Records that describe figures
● ● ●
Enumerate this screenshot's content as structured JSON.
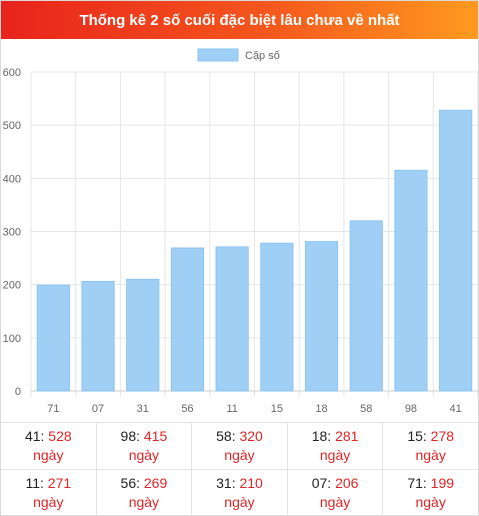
{
  "header": {
    "title": "Thống kê 2 số cuối đặc biệt lâu chưa về nhất"
  },
  "chart_data": {
    "type": "bar",
    "categories": [
      "71",
      "07",
      "31",
      "56",
      "11",
      "15",
      "18",
      "58",
      "98",
      "41"
    ],
    "series": [
      {
        "name": "Cặp số",
        "values": [
          199,
          206,
          210,
          269,
          271,
          278,
          281,
          320,
          415,
          528
        ]
      }
    ],
    "yticks": [
      0,
      100,
      200,
      300,
      400,
      500,
      600
    ],
    "ylim": [
      0,
      600
    ],
    "grid": true,
    "legend": "top-center",
    "colors": {
      "bar": "#a0cff5",
      "bar_border": "#8cc4f2",
      "grid": "#e6e6e6",
      "axis_text": "#666666"
    }
  },
  "table": {
    "unit": "ngày",
    "rows": [
      [
        {
          "num": "41",
          "days": "528"
        },
        {
          "num": "98",
          "days": "415"
        },
        {
          "num": "58",
          "days": "320"
        },
        {
          "num": "18",
          "days": "281"
        },
        {
          "num": "15",
          "days": "278"
        }
      ],
      [
        {
          "num": "11",
          "days": "271"
        },
        {
          "num": "56",
          "days": "269"
        },
        {
          "num": "31",
          "days": "210"
        },
        {
          "num": "07",
          "days": "206"
        },
        {
          "num": "71",
          "days": "199"
        }
      ]
    ]
  }
}
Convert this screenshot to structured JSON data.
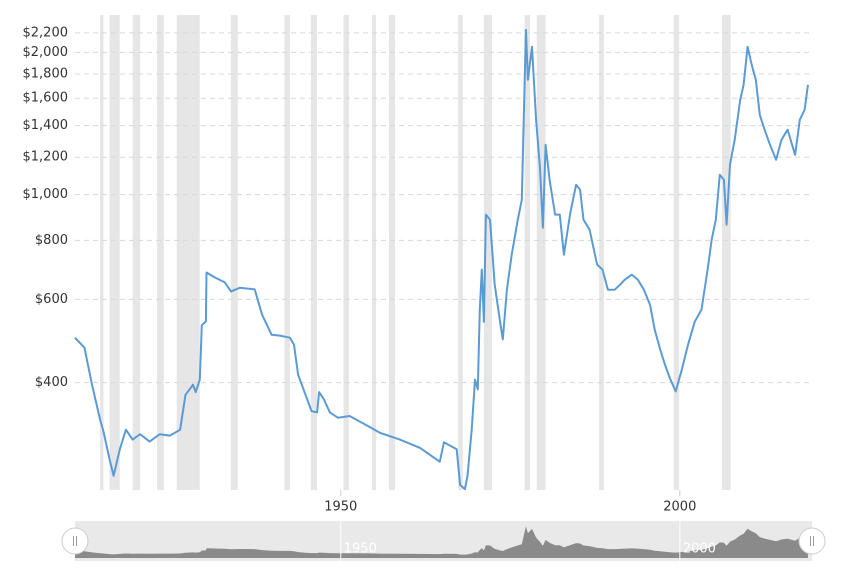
● ● ●
Leave the pictures out and reproduce each record exactly as written.

- _Result of the task_:
Enumerate this screenshot's content as structured JSON.
{
  "header": {
    "title": "Thống kê 2 số cuối đặc biệt lâu chưa về nhất"
  },
  "chart_data": {
    "type": "bar",
    "categories": [
      "71",
      "07",
      "31",
      "56",
      "11",
      "15",
      "18",
      "58",
      "98",
      "41"
    ],
    "series": [
      {
        "name": "Cặp số",
        "values": [
          199,
          206,
          210,
          269,
          271,
          278,
          281,
          320,
          415,
          528
        ]
      }
    ],
    "yticks": [
      0,
      100,
      200,
      300,
      400,
      500,
      600
    ],
    "ylim": [
      0,
      600
    ],
    "grid": true,
    "legend": "top-center",
    "colors": {
      "bar": "#a0cff5",
      "bar_border": "#8cc4f2",
      "grid": "#e6e6e6",
      "axis_text": "#666666"
    }
  },
  "table": {
    "unit": "ngày",
    "rows": [
      [
        {
          "num": "41",
          "days": "528"
        },
        {
          "num": "98",
          "days": "415"
        },
        {
          "num": "58",
          "days": "320"
        },
        {
          "num": "18",
          "days": "281"
        },
        {
          "num": "15",
          "days": "278"
        }
      ],
      [
        {
          "num": "11",
          "days": "271"
        },
        {
          "num": "56",
          "days": "269"
        },
        {
          "num": "31",
          "days": "210"
        },
        {
          "num": "07",
          "days": "206"
        },
        {
          "num": "71",
          "days": "199"
        }
      ]
    ]
  }
}
Convert this screenshot to structured JSON data.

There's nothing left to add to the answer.